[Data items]
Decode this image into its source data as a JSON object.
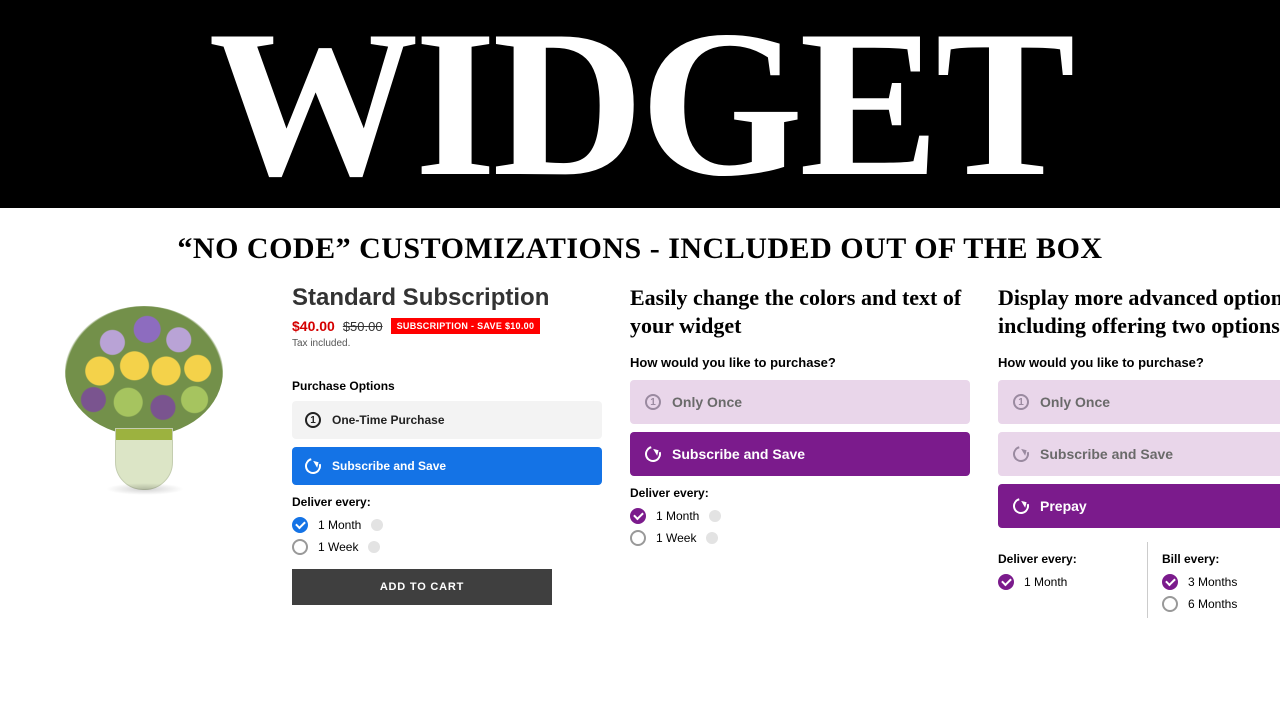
{
  "hero": {
    "title": "WIDGET"
  },
  "subhead": "“NO CODE” CUSTOMIZATIONS - INCLUDED OUT OF THE BOX",
  "product": {
    "title": "Standard Subscription",
    "price": "$40.00",
    "compare_at": "$50.00",
    "badge": "SUBSCRIPTION - SAVE $10.00",
    "tax_text": "Tax included."
  },
  "default_widget": {
    "purchase_options_label": "Purchase Options",
    "one_time": "One-Time Purchase",
    "subscribe": "Subscribe and Save",
    "deliver_label": "Deliver every:",
    "intervals": [
      {
        "label": "1 Month",
        "selected": true
      },
      {
        "label": "1 Week",
        "selected": false
      }
    ],
    "add_to_cart": "ADD TO CART"
  },
  "color_variant": {
    "heading": "Easily change the colors and text of your widget",
    "prompt": "How would you like to purchase?",
    "only_once": "Only Once",
    "subscribe": "Subscribe and Save",
    "deliver_label": "Deliver every:",
    "intervals": [
      {
        "label": "1 Month",
        "selected": true
      },
      {
        "label": "1 Week",
        "selected": false
      }
    ]
  },
  "advanced_variant": {
    "heading": "Display more advanced options, including offering two options",
    "prompt": "How would you like to purchase?",
    "only_once": "Only Once",
    "subscribe": "Subscribe and Save",
    "prepay": "Prepay",
    "deliver_label": "Deliver every:",
    "deliver_intervals": [
      {
        "label": "1 Month",
        "selected": true
      }
    ],
    "bill_label": "Bill every:",
    "bill_intervals": [
      {
        "label": "3 Months",
        "selected": true
      },
      {
        "label": "6 Months",
        "selected": false
      }
    ]
  },
  "colors": {
    "blue": "#1473e6",
    "purple": "#7b1b8c",
    "lavender": "#e9d6ea",
    "badge_red": "#ff0000",
    "price_red": "#d40000"
  }
}
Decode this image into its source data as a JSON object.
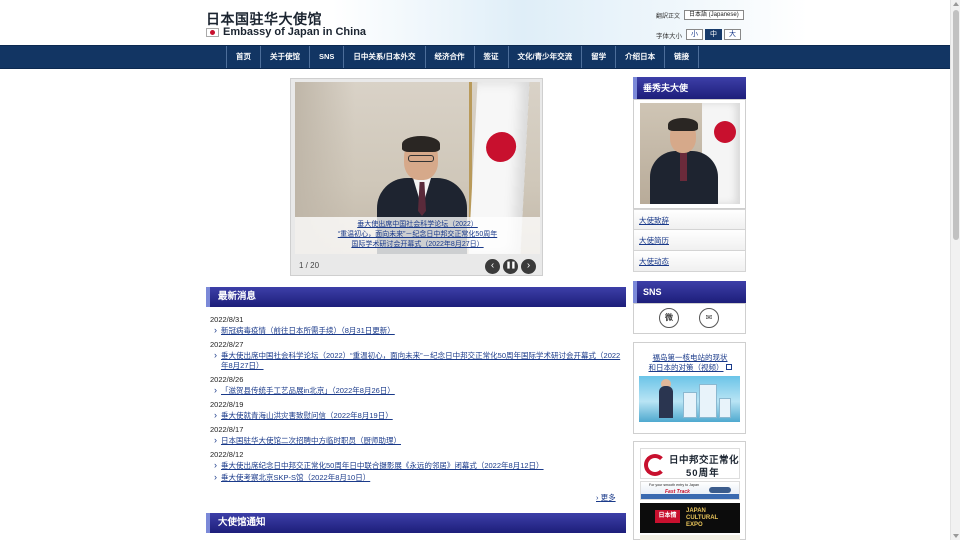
{
  "header": {
    "title": "日本国驻华大使馆",
    "subtitle": "Embassy of Japan in China",
    "lang_label": "翻訳正文",
    "lang_selected": "日本語 (Japanese)",
    "font_size_label": "字体大小",
    "font_sizes": [
      "小",
      "中",
      "大"
    ],
    "font_size_active": "中"
  },
  "nav": {
    "items": [
      "首页",
      "关于使馆",
      "SNS",
      "日中关系/日本外交",
      "经济合作",
      "签证",
      "文化/青少年交流",
      "留学",
      "介绍日本",
      "链接"
    ]
  },
  "slideshow": {
    "caption_lines": [
      "垂大使出席中国社会科学论坛（2022）",
      "“重温初心，面向未来”－纪念日中邦交正常化50周年",
      "国际学术研讨会开幕式（2022年8月27日）"
    ],
    "counter": "1 / 20",
    "prev_label": "‹",
    "pause_label": "❚❚",
    "next_label": "›"
  },
  "news": {
    "heading": "最新消息",
    "groups": [
      {
        "date": "2022/8/31",
        "items": [
          "新冠病毒疫情（前往日本所需手续）（8月31日更新）"
        ]
      },
      {
        "date": "2022/8/27",
        "items": [
          "垂大使出席中国社会科学论坛（2022）“重温初心，面向未来”－纪念日中邦交正常化50周年国际学术研讨会开幕式（2022年8月27日）"
        ]
      },
      {
        "date": "2022/8/26",
        "items": [
          "「滋贺县传统手工艺品展in北京」（2022年8月26日）"
        ]
      },
      {
        "date": "2022/8/19",
        "items": [
          "垂大使就青海山洪灾害致慰问信（2022年8月19日）"
        ]
      },
      {
        "date": "2022/8/17",
        "items": [
          "日本国驻华大使馆二次招聘中方临时职员（厨师助理）"
        ]
      },
      {
        "date": "2022/8/12",
        "items": [
          "垂大使出席纪念日中邦交正常化50周年日中联合摄影展《永远的邻居》闭幕式（2022年8月12日）",
          "垂大使考察北京SKP-S馆（2022年8月10日）"
        ]
      }
    ],
    "more": "更多"
  },
  "notice": {
    "heading": "大使馆通知"
  },
  "sidebar": {
    "ambassador": {
      "heading": "垂秀夫大使",
      "links": [
        "大使致辞",
        "大使简历",
        "大使动态"
      ]
    },
    "sns": {
      "heading": "SNS",
      "icons": [
        "weibo-icon",
        "wechat-icon"
      ]
    },
    "fukushima": {
      "lines": [
        "福岛第一核电站的现状",
        "和日本的对策（视频）"
      ]
    },
    "banners": {
      "b1_line1": "日中邦交正常化",
      "b1_line2": "50周年",
      "b2_tiny": "For your smooth entry to Japan",
      "b2_title": "Fast Track",
      "b3_badge": "日本情",
      "b3_l1": "JAPAN",
      "b3_l2": "CULTURAL",
      "b3_l3": "EXPO"
    }
  },
  "colors": {
    "nav_bg": "#123563",
    "section_head": "#1d1e7a",
    "link": "#1a3a8a",
    "flag_red": "#c8102e"
  }
}
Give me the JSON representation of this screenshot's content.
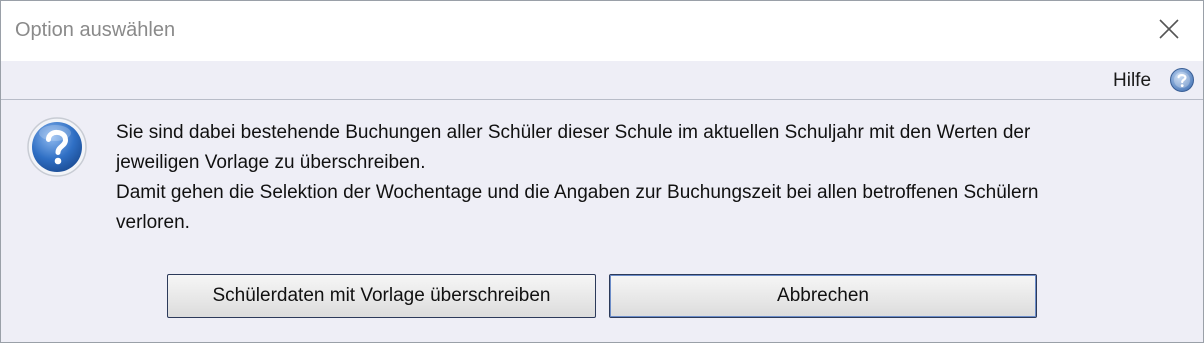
{
  "window": {
    "title": "Option auswählen",
    "close_icon": "close-icon"
  },
  "help": {
    "label": "Hilfe",
    "icon": "help-icon"
  },
  "message": {
    "icon": "question-icon",
    "lines": [
      "Sie sind dabei bestehende Buchungen aller Schüler dieser Schule im aktuellen Schuljahr mit den Werten der",
      "jeweiligen Vorlage zu überschreiben.",
      "Damit gehen die Selektion der Wochentage und die Angaben zur Buchungszeit bei allen betroffenen Schülern",
      "verloren."
    ]
  },
  "buttons": {
    "overwrite_label": "Schülerdaten mit Vorlage überschreiben",
    "cancel_label": "Abbrechen"
  },
  "colors": {
    "background": "#eeeef6",
    "titlebar": "#ffffff",
    "icon_blue": "#2f6fc4"
  }
}
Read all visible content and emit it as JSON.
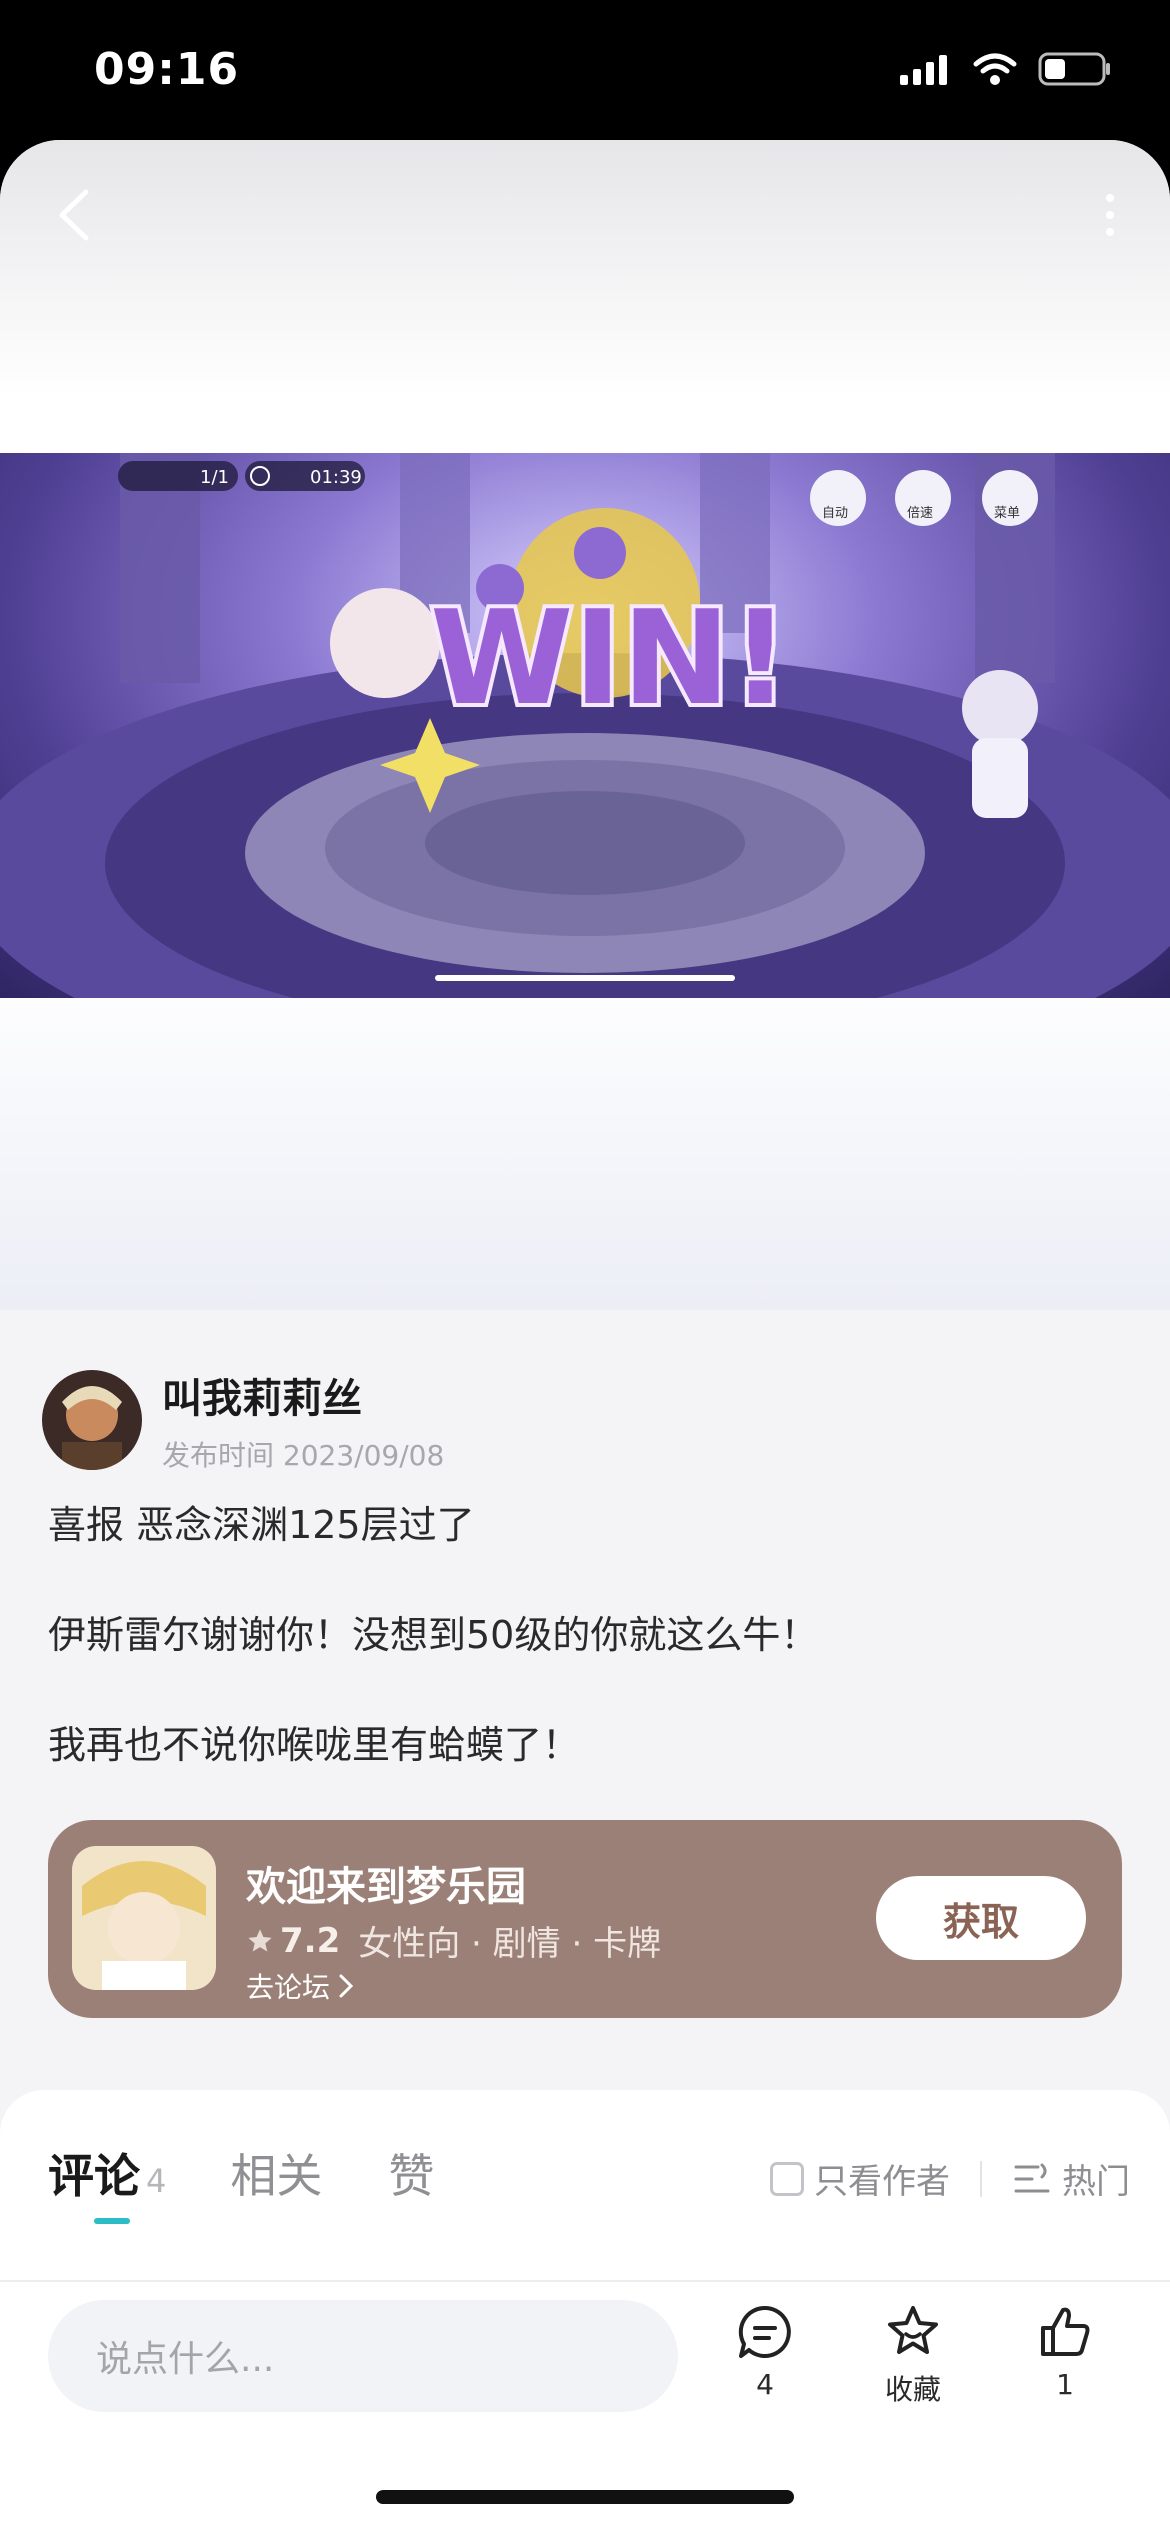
{
  "status_bar": {
    "time": "09:16"
  },
  "post": {
    "author": "叫我莉莉丝",
    "publish_time": "发布时间 2023/09/08",
    "lines": [
      "喜报 恶念深渊125层过了",
      "伊斯雷尔谢谢你！没想到50级的你就这么牛！",
      "我再也不说你喉咙里有蛤蟆了！"
    ]
  },
  "game_screenshot": {
    "battle_count": "1/1",
    "timer": "01:39",
    "buttons": [
      "自动",
      "倍速",
      "菜单"
    ],
    "banner": "WIN!"
  },
  "game_card": {
    "title": "欢迎来到梦乐园",
    "rating": "7.2",
    "tags": "女性向 · 剧情 · 卡牌",
    "forum_link": "去论坛",
    "get_label": "获取"
  },
  "tabs": [
    {
      "label": "评论",
      "count": "4"
    },
    {
      "label": "相关"
    },
    {
      "label": "赞"
    }
  ],
  "filters": {
    "author_only": "只看作者",
    "sort": "热门"
  },
  "bottom_bar": {
    "input_placeholder": "说点什么...",
    "comment_count": "4",
    "favorite_label": "收藏",
    "like_count": "1"
  },
  "colors": {
    "card": "#9b8077",
    "accent": "#2bbcc6",
    "get_text": "#8a6355"
  }
}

*Exercise requirements*: Every line from the one containing "Read all visible content and emit it as JSON." through the end of the data above should be copied exactly; nothing else is copied, and pictures are omitted.

*Response below*:
Read all visible content and emit it as JSON.
{
  "status_bar": {
    "time": "09:16"
  },
  "post": {
    "author": "叫我莉莉丝",
    "publish_time": "发布时间 2023/09/08",
    "lines": [
      "喜报 恶念深渊125层过了",
      "伊斯雷尔谢谢你！没想到50级的你就这么牛！",
      "我再也不说你喉咙里有蛤蟆了！"
    ]
  },
  "game_screenshot": {
    "battle_count": "1/1",
    "timer": "01:39",
    "buttons": [
      "自动",
      "倍速",
      "菜单"
    ],
    "banner": "WIN!"
  },
  "game_card": {
    "title": "欢迎来到梦乐园",
    "rating": "7.2",
    "tags": "女性向 · 剧情 · 卡牌",
    "forum_link": "去论坛",
    "get_label": "获取"
  },
  "tabs": [
    {
      "label": "评论",
      "count": "4"
    },
    {
      "label": "相关"
    },
    {
      "label": "赞"
    }
  ],
  "filters": {
    "author_only": "只看作者",
    "sort": "热门"
  },
  "bottom_bar": {
    "input_placeholder": "说点什么...",
    "comment_count": "4",
    "favorite_label": "收藏",
    "like_count": "1"
  },
  "colors": {
    "card": "#9b8077",
    "accent": "#2bbcc6",
    "get_text": "#8a6355"
  }
}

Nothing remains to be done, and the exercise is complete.